- **Task to complete**
Find every line in the records below that holds the word "Phần", and copy each one.

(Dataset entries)
|---|
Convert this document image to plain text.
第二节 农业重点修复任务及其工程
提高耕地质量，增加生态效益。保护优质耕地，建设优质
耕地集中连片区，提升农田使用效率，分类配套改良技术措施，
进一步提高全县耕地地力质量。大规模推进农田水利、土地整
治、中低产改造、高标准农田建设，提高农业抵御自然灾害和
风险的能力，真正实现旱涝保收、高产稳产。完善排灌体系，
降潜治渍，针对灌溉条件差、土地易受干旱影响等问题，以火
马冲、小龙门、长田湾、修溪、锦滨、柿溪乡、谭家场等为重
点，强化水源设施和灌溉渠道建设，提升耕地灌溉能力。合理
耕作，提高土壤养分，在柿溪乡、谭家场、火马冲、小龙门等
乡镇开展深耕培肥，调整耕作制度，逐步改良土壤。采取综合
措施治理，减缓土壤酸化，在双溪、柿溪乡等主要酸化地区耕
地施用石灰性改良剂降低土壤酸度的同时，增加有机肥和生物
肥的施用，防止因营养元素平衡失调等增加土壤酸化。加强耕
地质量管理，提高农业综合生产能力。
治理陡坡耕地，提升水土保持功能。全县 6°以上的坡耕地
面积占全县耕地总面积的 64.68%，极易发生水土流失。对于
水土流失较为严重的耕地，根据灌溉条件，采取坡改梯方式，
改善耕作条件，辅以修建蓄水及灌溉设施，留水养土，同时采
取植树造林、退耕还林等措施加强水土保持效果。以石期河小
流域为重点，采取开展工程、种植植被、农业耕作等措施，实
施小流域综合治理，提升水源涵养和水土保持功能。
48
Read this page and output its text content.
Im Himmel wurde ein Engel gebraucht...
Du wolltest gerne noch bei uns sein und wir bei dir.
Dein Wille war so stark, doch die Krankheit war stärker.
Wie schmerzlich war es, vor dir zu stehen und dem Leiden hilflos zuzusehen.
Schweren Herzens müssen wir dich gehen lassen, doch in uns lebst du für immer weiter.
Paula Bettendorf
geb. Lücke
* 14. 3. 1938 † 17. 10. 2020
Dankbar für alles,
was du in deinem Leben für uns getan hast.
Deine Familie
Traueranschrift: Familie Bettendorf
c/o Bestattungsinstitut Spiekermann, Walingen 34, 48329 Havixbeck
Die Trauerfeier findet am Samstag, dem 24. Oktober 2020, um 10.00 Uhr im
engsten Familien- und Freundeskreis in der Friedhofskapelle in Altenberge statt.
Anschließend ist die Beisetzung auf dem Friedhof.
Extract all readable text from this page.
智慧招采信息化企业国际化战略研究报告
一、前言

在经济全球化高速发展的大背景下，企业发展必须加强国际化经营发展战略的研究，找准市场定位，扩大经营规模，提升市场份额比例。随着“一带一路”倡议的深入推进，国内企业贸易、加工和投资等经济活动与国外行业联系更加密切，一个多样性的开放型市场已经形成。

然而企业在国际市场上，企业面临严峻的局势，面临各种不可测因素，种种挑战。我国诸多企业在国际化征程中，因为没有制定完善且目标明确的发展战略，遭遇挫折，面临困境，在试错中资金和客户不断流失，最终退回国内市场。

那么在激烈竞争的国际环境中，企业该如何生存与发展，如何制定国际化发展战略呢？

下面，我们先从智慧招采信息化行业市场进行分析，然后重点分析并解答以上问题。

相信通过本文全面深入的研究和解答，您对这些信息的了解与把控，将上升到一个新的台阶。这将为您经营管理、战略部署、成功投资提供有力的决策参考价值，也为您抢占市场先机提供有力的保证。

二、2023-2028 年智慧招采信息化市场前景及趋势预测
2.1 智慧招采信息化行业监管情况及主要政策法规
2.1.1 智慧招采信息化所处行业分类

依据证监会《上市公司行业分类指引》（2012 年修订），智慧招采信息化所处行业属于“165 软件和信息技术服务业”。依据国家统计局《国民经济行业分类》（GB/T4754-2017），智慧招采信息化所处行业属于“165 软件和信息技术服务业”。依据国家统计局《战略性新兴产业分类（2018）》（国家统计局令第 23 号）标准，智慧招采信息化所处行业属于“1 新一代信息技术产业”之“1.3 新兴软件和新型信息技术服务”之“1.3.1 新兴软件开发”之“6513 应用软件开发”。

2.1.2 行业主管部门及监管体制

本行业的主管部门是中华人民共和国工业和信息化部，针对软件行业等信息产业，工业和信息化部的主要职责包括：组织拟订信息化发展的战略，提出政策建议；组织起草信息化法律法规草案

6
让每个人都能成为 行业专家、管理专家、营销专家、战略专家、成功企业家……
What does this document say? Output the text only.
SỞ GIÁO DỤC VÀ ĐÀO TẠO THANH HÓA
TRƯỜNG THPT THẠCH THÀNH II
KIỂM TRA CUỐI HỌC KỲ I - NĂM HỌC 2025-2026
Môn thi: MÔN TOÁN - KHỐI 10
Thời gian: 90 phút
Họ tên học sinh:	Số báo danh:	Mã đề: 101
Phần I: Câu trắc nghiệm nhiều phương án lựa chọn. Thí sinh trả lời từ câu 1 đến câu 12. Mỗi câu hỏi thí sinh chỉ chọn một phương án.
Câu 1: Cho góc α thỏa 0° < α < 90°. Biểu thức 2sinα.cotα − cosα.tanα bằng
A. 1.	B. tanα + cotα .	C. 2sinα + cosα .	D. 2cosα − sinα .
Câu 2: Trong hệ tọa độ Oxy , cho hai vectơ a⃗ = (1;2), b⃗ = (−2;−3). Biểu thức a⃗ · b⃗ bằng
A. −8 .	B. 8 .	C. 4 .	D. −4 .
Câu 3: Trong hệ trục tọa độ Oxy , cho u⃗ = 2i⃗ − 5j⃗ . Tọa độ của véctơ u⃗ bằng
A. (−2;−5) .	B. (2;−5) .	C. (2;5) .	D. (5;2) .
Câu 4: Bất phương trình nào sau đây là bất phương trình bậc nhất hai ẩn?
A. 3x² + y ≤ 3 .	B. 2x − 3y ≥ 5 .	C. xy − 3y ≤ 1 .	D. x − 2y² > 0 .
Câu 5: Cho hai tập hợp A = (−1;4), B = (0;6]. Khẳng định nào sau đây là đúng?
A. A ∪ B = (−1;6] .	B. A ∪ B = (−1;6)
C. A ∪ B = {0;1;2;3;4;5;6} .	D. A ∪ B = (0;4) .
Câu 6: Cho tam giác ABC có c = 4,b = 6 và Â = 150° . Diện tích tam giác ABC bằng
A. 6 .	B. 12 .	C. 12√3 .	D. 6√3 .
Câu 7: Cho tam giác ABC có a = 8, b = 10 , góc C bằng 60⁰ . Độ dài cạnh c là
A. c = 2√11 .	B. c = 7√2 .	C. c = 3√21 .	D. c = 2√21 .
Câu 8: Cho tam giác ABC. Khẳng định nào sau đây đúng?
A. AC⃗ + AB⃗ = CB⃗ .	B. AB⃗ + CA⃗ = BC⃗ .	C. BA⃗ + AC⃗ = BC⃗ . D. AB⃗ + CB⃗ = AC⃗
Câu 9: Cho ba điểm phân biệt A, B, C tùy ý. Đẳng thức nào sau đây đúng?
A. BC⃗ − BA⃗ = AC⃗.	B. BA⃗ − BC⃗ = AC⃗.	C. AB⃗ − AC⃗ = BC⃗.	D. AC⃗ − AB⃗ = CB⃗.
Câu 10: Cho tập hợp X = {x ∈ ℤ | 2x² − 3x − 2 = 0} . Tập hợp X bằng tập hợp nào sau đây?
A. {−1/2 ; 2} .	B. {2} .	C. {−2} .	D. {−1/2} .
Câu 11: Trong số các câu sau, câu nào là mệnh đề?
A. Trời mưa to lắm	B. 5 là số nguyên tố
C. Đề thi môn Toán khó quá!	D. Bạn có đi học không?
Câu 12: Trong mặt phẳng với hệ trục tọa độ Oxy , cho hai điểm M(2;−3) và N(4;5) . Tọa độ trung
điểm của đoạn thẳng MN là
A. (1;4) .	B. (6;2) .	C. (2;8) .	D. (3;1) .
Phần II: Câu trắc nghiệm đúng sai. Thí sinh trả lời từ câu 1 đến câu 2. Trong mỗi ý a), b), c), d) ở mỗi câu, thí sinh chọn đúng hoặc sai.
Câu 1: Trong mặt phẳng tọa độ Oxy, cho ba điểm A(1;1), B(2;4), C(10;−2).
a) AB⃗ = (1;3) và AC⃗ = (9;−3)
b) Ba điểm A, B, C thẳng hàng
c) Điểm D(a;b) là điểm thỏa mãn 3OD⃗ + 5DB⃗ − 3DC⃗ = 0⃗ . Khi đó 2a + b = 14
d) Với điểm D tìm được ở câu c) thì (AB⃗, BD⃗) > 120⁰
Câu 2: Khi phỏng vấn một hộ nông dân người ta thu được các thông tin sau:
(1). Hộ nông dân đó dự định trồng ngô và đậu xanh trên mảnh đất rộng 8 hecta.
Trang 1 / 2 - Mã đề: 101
|---|
- **Problem solution**
Phần I: Câu trắc nghiệm nhiều phương án lựa chọn. Thí sinh trả lời từ câu 1 đến câu 12. Mỗi câu hỏi thí sinh chỉ chọn một phương án.
Phần II: Câu trắc nghiệm đúng sai. Thí sinh trả lời từ câu 1 đến câu 2. Trong mỗi ý a), b), c), d) ở mỗi câu, thí sinh chọn đúng hoặc sai.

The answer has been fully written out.